Reproduce the listing exactly and skip over any pictures.

Data records —
########
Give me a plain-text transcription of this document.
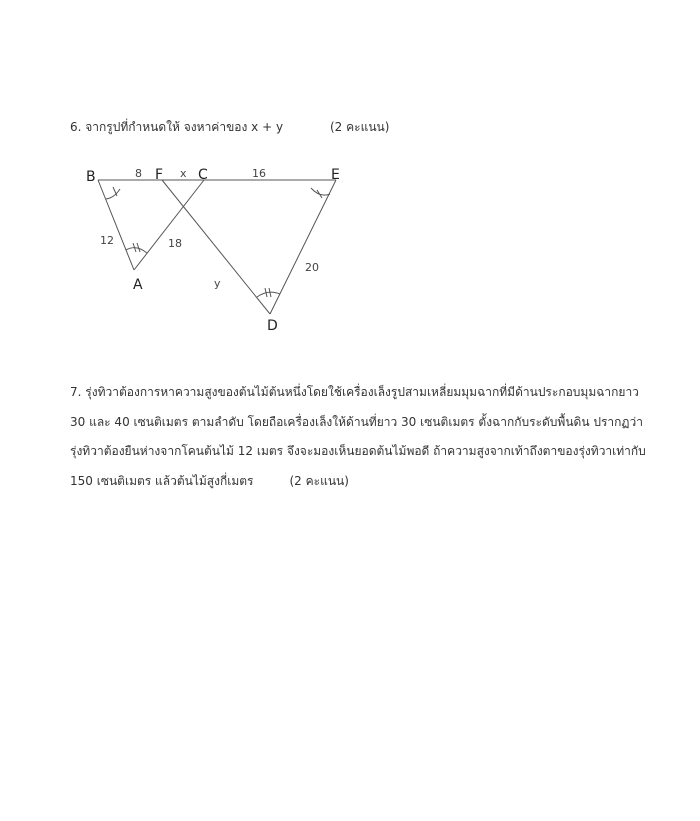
6. จากรูปที่กำหนดให้ จงหาค่าของ x + y	(2 คะแนน)
B	F C	E
A
D
8	x	16
12	18
20
y
7. รุ่งทิวาต้องการหาความสูงของต้นไม้ต้นหนึ่งโดยใช้เครื่องเล็งรูปสามเหลี่ยมมุมฉากที่มีด้านประกอบมุมฉากยาว
30 และ 40 เซนติเมตร ตามลำดับ โดยถือเครื่องเล็งให้ด้านที่ยาว 30 เซนติเมตร ตั้งฉากกับระดับพื้นดิน ปรากฏว่า
รุ่งทิวาต้องยืนห่างจากโคนต้นไม้ 12 เมตร จึงจะมองเห็นยอดต้นไม้พอดี ถ้าความสูงจากเท้าถึงตาของรุ่งทิวาเท่ากับ
150 เซนติเมตร แล้วต้นไม้สูงกี่เมตร	(2 คะแนน)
########
Problem solution —
Give me a plain-text transcription of this document.
6. จากรูปที่กำหนดให้ จงหาค่าของ x + y	(2 คะแนน)
B	F C	E
A
D
8	x	16
12	18
20
y
7. รุ่งทิวาต้องการหาความสูงของต้นไม้ต้นหนึ่งโดยใช้เครื่องเล็งรูปสามเหลี่ยมมุมฉากที่มีด้านประกอบมุมฉากยาว
30 และ 40 เซนติเมตร ตามลำดับ โดยถือเครื่องเล็งให้ด้านที่ยาว 30 เซนติเมตร ตั้งฉากกับระดับพื้นดิน ปรากฏว่า
รุ่งทิวาต้องยืนห่างจากโคนต้นไม้ 12 เมตร จึงจะมองเห็นยอดต้นไม้พอดี ถ้าความสูงจากเท้าถึงตาของรุ่งทิวาเท่ากับ
150 เซนติเมตร แล้วต้นไม้สูงกี่เมตร	(2 คะแนน)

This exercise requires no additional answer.